Records to process.
┄┄┄┄┄┄
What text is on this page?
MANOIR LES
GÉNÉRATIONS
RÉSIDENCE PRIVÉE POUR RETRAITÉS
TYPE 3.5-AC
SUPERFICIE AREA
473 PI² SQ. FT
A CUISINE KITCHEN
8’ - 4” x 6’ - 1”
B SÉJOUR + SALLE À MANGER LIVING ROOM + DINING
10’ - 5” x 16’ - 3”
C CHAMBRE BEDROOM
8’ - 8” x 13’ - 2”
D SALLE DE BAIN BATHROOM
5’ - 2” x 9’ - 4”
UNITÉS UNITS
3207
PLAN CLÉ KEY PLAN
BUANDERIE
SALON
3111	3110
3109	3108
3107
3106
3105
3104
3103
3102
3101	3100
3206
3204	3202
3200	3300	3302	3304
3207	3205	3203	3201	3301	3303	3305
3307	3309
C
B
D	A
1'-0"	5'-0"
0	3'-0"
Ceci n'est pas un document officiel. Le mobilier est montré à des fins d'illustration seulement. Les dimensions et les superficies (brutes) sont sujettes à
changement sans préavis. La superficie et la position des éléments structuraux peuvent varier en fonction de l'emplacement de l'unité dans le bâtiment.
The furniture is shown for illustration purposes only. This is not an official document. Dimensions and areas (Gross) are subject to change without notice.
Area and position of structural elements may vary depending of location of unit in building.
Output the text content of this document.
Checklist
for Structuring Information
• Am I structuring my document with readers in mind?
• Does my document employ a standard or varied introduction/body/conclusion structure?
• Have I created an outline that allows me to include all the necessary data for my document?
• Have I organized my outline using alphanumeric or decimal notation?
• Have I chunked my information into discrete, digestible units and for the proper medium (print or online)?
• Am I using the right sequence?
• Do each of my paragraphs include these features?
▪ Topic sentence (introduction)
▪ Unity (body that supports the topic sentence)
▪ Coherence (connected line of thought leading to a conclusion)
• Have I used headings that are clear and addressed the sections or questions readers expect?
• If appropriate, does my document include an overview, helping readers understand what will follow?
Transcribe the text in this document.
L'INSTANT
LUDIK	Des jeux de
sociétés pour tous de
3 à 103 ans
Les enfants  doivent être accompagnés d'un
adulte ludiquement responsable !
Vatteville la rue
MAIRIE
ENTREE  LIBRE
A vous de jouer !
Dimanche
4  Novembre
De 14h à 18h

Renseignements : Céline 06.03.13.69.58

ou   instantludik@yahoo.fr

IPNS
┄┄┄┄┄┄
Written problem. Point out every line holding the string "sentence" and copy it.

Response below.
▪ Topic sentence (introduction)
▪ Unity (body that supports the topic sentence)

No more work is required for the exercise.